**INSTRUCTIONS FOR THE TASK**.
Leave out the pictures and copy each record below exactly.

-- BEGIN RECORDS PROVIDED --

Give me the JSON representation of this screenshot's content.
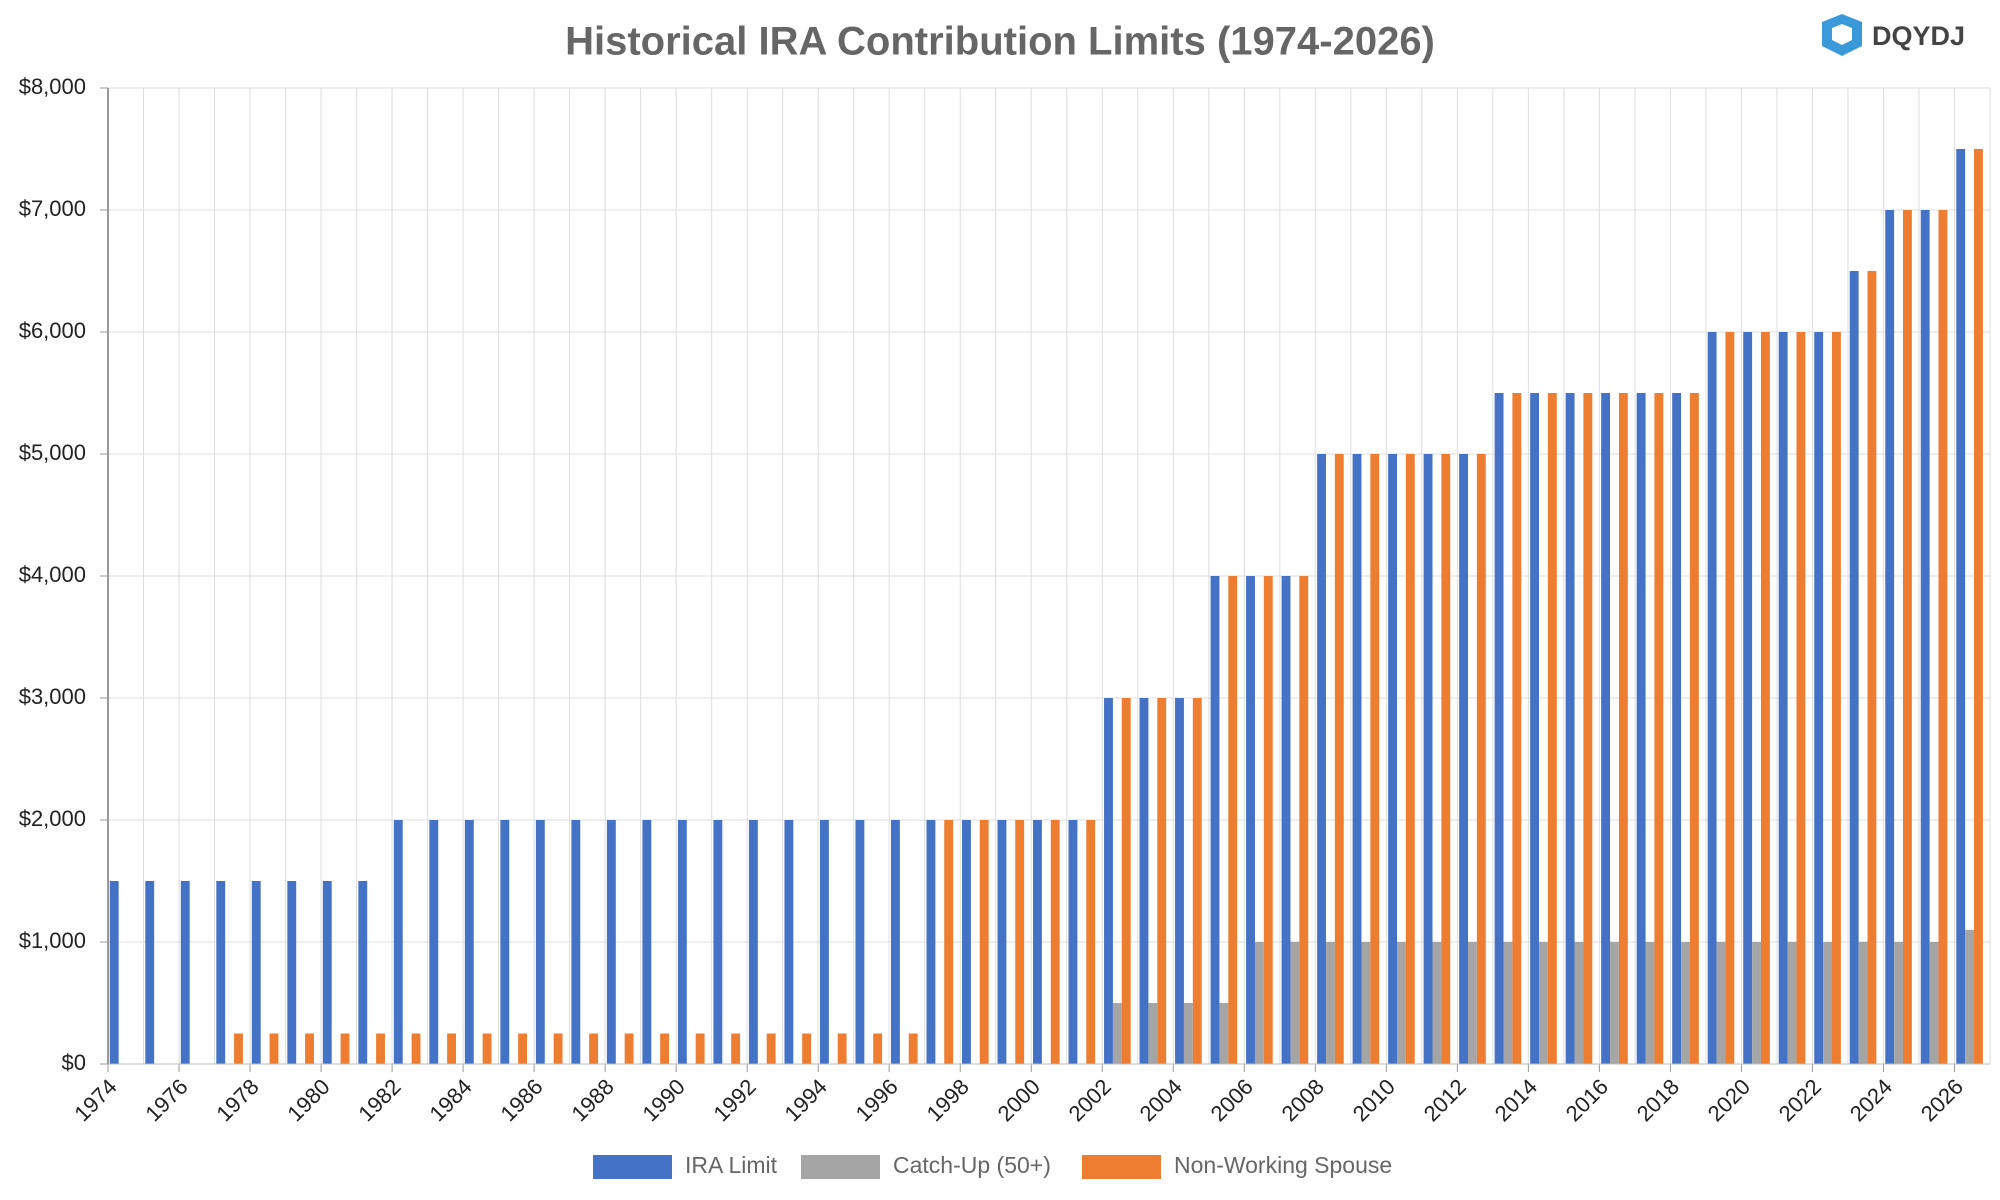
{
  "chart_data": {
    "type": "bar",
    "title": "Historical IRA Contribution Limits (1974-2026)",
    "logo": "DQYDJ",
    "categories": [
      "1974",
      null,
      "1976",
      null,
      "1978",
      null,
      "1980",
      null,
      "1982",
      null,
      "1984",
      null,
      "1986",
      null,
      "1988",
      null,
      "1990",
      null,
      "1992",
      null,
      "1994",
      null,
      "1996",
      null,
      "1998",
      null,
      "2000",
      null,
      "2002",
      null,
      "2004",
      null,
      "2006",
      null,
      "2008",
      null,
      "2010",
      null,
      "2012",
      null,
      "2014",
      null,
      "2016",
      null,
      "2018",
      null,
      "2020",
      null,
      "2022",
      null,
      "2024",
      null,
      "2026"
    ],
    "series": [
      {
        "name": "IRA Limit",
        "color": "#4472c4",
        "values": [
          1500,
          1500,
          1500,
          1500,
          1500,
          1500,
          1500,
          1500,
          2000,
          2000,
          2000,
          2000,
          2000,
          2000,
          2000,
          2000,
          2000,
          2000,
          2000,
          2000,
          2000,
          2000,
          2000,
          2000,
          2000,
          2000,
          2000,
          2000,
          3000,
          3000,
          3000,
          4000,
          4000,
          4000,
          5000,
          5000,
          5000,
          5000,
          5000,
          5500,
          5500,
          5500,
          5500,
          5500,
          5500,
          6000,
          6000,
          6000,
          6000,
          6500,
          7000,
          7000,
          7500
        ]
      },
      {
        "name": "Catch-Up (50+)",
        "color": "#a5a5a5",
        "values": [
          0,
          0,
          0,
          0,
          0,
          0,
          0,
          0,
          0,
          0,
          0,
          0,
          0,
          0,
          0,
          0,
          0,
          0,
          0,
          0,
          0,
          0,
          0,
          0,
          0,
          0,
          0,
          0,
          500,
          500,
          500,
          500,
          1000,
          1000,
          1000,
          1000,
          1000,
          1000,
          1000,
          1000,
          1000,
          1000,
          1000,
          1000,
          1000,
          1000,
          1000,
          1000,
          1000,
          1000,
          1000,
          1000,
          1100
        ]
      },
      {
        "name": "Non-Working Spouse",
        "color": "#ed7d31",
        "values": [
          0,
          0,
          0,
          250,
          250,
          250,
          250,
          250,
          250,
          250,
          250,
          250,
          250,
          250,
          250,
          250,
          250,
          250,
          250,
          250,
          250,
          250,
          250,
          2000,
          2000,
          2000,
          2000,
          2000,
          3000,
          3000,
          3000,
          4000,
          4000,
          4000,
          5000,
          5000,
          5000,
          5000,
          5000,
          5500,
          5500,
          5500,
          5500,
          5500,
          5500,
          6000,
          6000,
          6000,
          6000,
          6500,
          7000,
          7000,
          7500
        ]
      }
    ],
    "ylim": [
      0,
      8000
    ],
    "yticks": [
      {
        "value": 0,
        "label": "$0"
      },
      {
        "value": 1000,
        "label": "$1,000"
      },
      {
        "value": 2000,
        "label": "$2,000"
      },
      {
        "value": 3000,
        "label": "$3,000"
      },
      {
        "value": 4000,
        "label": "$4,000"
      },
      {
        "value": 5000,
        "label": "$5,000"
      },
      {
        "value": 6000,
        "label": "$6,000"
      },
      {
        "value": 7000,
        "label": "$7,000"
      },
      {
        "value": 8000,
        "label": "$8,000"
      }
    ],
    "grid": true,
    "legend": "bottom"
  }
}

-- END RECORDS PROVIDED --

**REPLY TO THE TASK**.
Give me the JSON representation of this screenshot's content.
{
  "chart_data": {
    "type": "bar",
    "title": "Historical IRA Contribution Limits (1974-2026)",
    "logo": "DQYDJ",
    "categories": [
      "1974",
      null,
      "1976",
      null,
      "1978",
      null,
      "1980",
      null,
      "1982",
      null,
      "1984",
      null,
      "1986",
      null,
      "1988",
      null,
      "1990",
      null,
      "1992",
      null,
      "1994",
      null,
      "1996",
      null,
      "1998",
      null,
      "2000",
      null,
      "2002",
      null,
      "2004",
      null,
      "2006",
      null,
      "2008",
      null,
      "2010",
      null,
      "2012",
      null,
      "2014",
      null,
      "2016",
      null,
      "2018",
      null,
      "2020",
      null,
      "2022",
      null,
      "2024",
      null,
      "2026"
    ],
    "series": [
      {
        "name": "IRA Limit",
        "color": "#4472c4",
        "values": [
          1500,
          1500,
          1500,
          1500,
          1500,
          1500,
          1500,
          1500,
          2000,
          2000,
          2000,
          2000,
          2000,
          2000,
          2000,
          2000,
          2000,
          2000,
          2000,
          2000,
          2000,
          2000,
          2000,
          2000,
          2000,
          2000,
          2000,
          2000,
          3000,
          3000,
          3000,
          4000,
          4000,
          4000,
          5000,
          5000,
          5000,
          5000,
          5000,
          5500,
          5500,
          5500,
          5500,
          5500,
          5500,
          6000,
          6000,
          6000,
          6000,
          6500,
          7000,
          7000,
          7500
        ]
      },
      {
        "name": "Catch-Up (50+)",
        "color": "#a5a5a5",
        "values": [
          0,
          0,
          0,
          0,
          0,
          0,
          0,
          0,
          0,
          0,
          0,
          0,
          0,
          0,
          0,
          0,
          0,
          0,
          0,
          0,
          0,
          0,
          0,
          0,
          0,
          0,
          0,
          0,
          500,
          500,
          500,
          500,
          1000,
          1000,
          1000,
          1000,
          1000,
          1000,
          1000,
          1000,
          1000,
          1000,
          1000,
          1000,
          1000,
          1000,
          1000,
          1000,
          1000,
          1000,
          1000,
          1000,
          1100
        ]
      },
      {
        "name": "Non-Working Spouse",
        "color": "#ed7d31",
        "values": [
          0,
          0,
          0,
          250,
          250,
          250,
          250,
          250,
          250,
          250,
          250,
          250,
          250,
          250,
          250,
          250,
          250,
          250,
          250,
          250,
          250,
          250,
          250,
          2000,
          2000,
          2000,
          2000,
          2000,
          3000,
          3000,
          3000,
          4000,
          4000,
          4000,
          5000,
          5000,
          5000,
          5000,
          5000,
          5500,
          5500,
          5500,
          5500,
          5500,
          5500,
          6000,
          6000,
          6000,
          6000,
          6500,
          7000,
          7000,
          7500
        ]
      }
    ],
    "ylim": [
      0,
      8000
    ],
    "yticks": [
      {
        "value": 0,
        "label": "$0"
      },
      {
        "value": 1000,
        "label": "$1,000"
      },
      {
        "value": 2000,
        "label": "$2,000"
      },
      {
        "value": 3000,
        "label": "$3,000"
      },
      {
        "value": 4000,
        "label": "$4,000"
      },
      {
        "value": 5000,
        "label": "$5,000"
      },
      {
        "value": 6000,
        "label": "$6,000"
      },
      {
        "value": 7000,
        "label": "$7,000"
      },
      {
        "value": 8000,
        "label": "$8,000"
      }
    ],
    "grid": true,
    "legend": "bottom"
  }
}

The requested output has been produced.